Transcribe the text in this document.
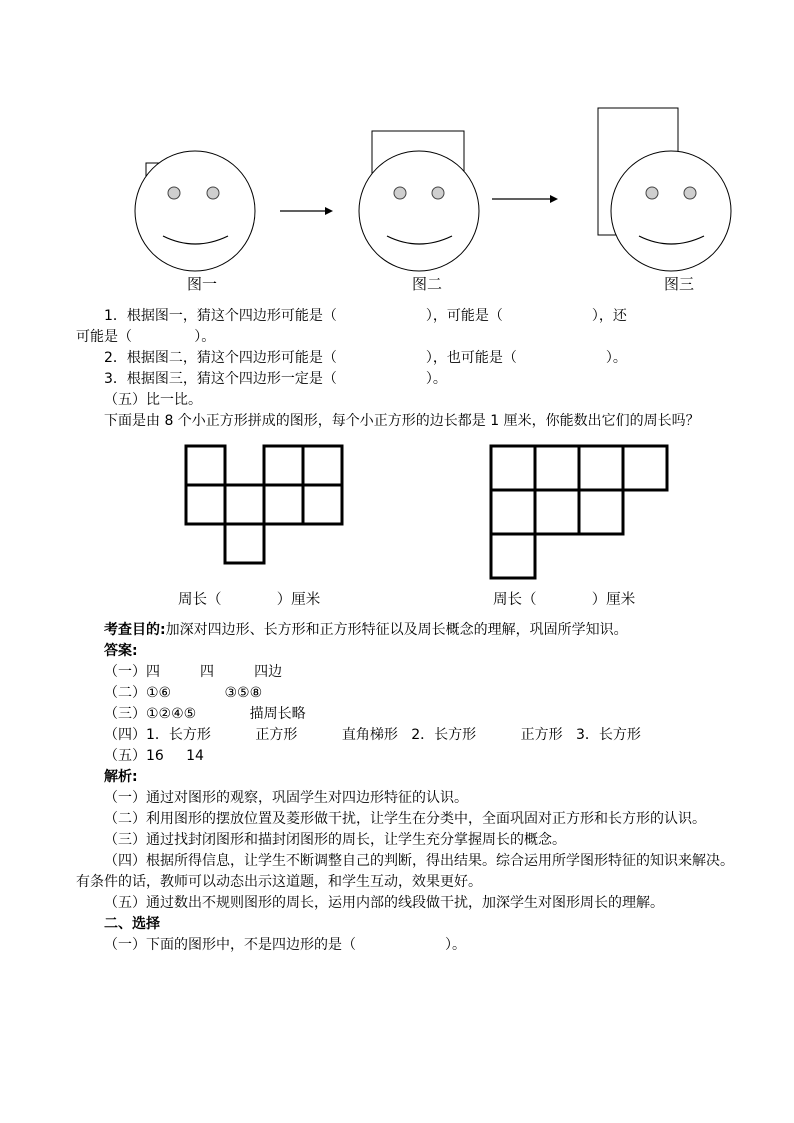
图一	图二	图三
1．根据图一，猜这个四边形可能是（                    ），可能是（                    ），还
可能是（              ）。
2．根据图二，猜这个四边形可能是（                    ），也可能是（                    ）。
3．根据图三，猜这个四边形一定是（                    ）。
（五）比一比。
下面是由 8 个小正方形拼成的图形，每个小正方形的边长都是 1 厘米，你能数出它们的周长吗？
周长（            ）厘米	周长（            ）厘米
考查目的:加深对四边形、长方形和正方形特征以及周长概念的理解，巩固所学知识。
答案:
（一）四         四         四边
（二）①⑥            ③⑤⑧
（三）①②④⑤            描周长略
（四）1．长方形          正方形          直角梯形   2．长方形          正方形   3．长方形
（五）16     14
解析:
（一）通过对图形的观察，巩固学生对四边形特征的认识。
（二）利用图形的摆放位置及菱形做干扰，让学生在分类中，全面巩固对正方形和长方形的认识。
（三）通过找封闭图形和描封闭图形的周长，让学生充分掌握周长的概念。
（四）根据所得信息，让学生不断调整自己的判断，得出结果。综合运用所学图形特征的知识来解决。
有条件的话，教师可以动态出示这道题，和学生互动，效果更好。
（五）通过数出不规则图形的周长，运用内部的线段做干扰，加深学生对图形周长的理解。
二、选择
（一）下面的图形中，不是四边形的是（                    ）。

-.-.-

* Exercise instructions *
Without the pictures, restate all of the entries above verbatim.

* Result for this task *
Transcribe the text in this document.
图一	图二	图三
1．根据图一，猜这个四边形可能是（                    ），可能是（                    ），还
可能是（              ）。
2．根据图二，猜这个四边形可能是（                    ），也可能是（                    ）。
3．根据图三，猜这个四边形一定是（                    ）。
（五）比一比。
下面是由 8 个小正方形拼成的图形，每个小正方形的边长都是 1 厘米，你能数出它们的周长吗？
周长（            ）厘米	周长（            ）厘米
考查目的:加深对四边形、长方形和正方形特征以及周长概念的理解，巩固所学知识。
答案:
（一）四         四         四边
（二）①⑥            ③⑤⑧
（三）①②④⑤            描周长略
（四）1．长方形          正方形          直角梯形   2．长方形          正方形   3．长方形
（五）16     14
解析:
（一）通过对图形的观察，巩固学生对四边形特征的认识。
（二）利用图形的摆放位置及菱形做干扰，让学生在分类中，全面巩固对正方形和长方形的认识。
（三）通过找封闭图形和描封闭图形的周长，让学生充分掌握周长的概念。
（四）根据所得信息，让学生不断调整自己的判断，得出结果。综合运用所学图形特征的知识来解决。
有条件的话，教师可以动态出示这道题，和学生互动，效果更好。
（五）通过数出不规则图形的周长，运用内部的线段做干扰，加深学生对图形周长的理解。
二、选择
（一）下面的图形中，不是四边形的是（                    ）。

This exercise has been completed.